-- START Available data --

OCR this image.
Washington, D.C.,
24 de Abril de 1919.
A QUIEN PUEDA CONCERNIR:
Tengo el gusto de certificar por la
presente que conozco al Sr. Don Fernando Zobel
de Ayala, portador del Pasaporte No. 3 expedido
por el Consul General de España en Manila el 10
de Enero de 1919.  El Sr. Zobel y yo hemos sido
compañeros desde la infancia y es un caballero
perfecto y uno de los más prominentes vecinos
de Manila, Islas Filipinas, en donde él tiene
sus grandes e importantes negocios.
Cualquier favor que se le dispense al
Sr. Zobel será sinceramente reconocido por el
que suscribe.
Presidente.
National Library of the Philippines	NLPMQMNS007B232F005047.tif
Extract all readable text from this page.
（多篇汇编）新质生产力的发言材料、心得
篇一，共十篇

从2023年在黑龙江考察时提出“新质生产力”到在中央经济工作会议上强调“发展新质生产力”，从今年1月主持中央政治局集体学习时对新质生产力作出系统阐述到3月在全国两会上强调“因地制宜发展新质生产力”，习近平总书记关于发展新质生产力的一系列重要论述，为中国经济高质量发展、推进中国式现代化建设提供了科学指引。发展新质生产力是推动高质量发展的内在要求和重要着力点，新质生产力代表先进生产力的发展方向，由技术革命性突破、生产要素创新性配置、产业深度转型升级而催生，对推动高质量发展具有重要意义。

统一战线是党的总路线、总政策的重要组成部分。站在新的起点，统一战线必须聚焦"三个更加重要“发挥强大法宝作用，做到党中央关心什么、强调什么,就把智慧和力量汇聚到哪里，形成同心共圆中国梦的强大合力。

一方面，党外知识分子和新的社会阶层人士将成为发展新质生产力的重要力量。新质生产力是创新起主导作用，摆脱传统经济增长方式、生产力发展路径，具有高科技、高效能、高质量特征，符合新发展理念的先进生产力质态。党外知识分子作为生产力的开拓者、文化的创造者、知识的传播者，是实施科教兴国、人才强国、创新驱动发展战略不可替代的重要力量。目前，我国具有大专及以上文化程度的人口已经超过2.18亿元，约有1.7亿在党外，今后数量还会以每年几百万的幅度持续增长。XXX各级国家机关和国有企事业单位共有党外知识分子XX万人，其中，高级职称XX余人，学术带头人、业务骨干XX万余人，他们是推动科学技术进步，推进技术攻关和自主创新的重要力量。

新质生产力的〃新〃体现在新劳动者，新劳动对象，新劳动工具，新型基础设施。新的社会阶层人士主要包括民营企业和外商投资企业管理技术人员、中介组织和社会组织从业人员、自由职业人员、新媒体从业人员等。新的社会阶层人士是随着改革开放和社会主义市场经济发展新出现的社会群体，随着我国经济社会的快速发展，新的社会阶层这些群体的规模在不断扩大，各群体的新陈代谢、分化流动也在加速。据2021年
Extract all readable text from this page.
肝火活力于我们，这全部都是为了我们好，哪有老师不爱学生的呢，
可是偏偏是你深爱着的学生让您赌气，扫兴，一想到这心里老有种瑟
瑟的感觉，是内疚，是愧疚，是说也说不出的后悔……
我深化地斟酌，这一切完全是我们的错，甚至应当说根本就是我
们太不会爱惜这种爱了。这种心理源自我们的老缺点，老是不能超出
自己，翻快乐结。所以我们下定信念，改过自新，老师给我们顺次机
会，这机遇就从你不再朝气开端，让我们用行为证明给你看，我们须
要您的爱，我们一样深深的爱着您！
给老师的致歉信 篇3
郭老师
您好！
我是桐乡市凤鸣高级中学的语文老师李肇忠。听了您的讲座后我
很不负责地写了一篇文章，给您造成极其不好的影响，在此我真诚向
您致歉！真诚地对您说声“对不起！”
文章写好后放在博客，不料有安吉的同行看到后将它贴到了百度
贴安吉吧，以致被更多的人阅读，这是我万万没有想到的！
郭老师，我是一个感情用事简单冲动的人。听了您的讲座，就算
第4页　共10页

-- END Available data --

What you are asked to do
Read through the lines above and collect those that contain the string "Zobel".

Exercise answer
presente que conozco al Sr. Don Fernando Zobel
de Enero de 1919.  El Sr. Zobel y yo hemos sido
Sr. Zobel será sinceramente reconocido por el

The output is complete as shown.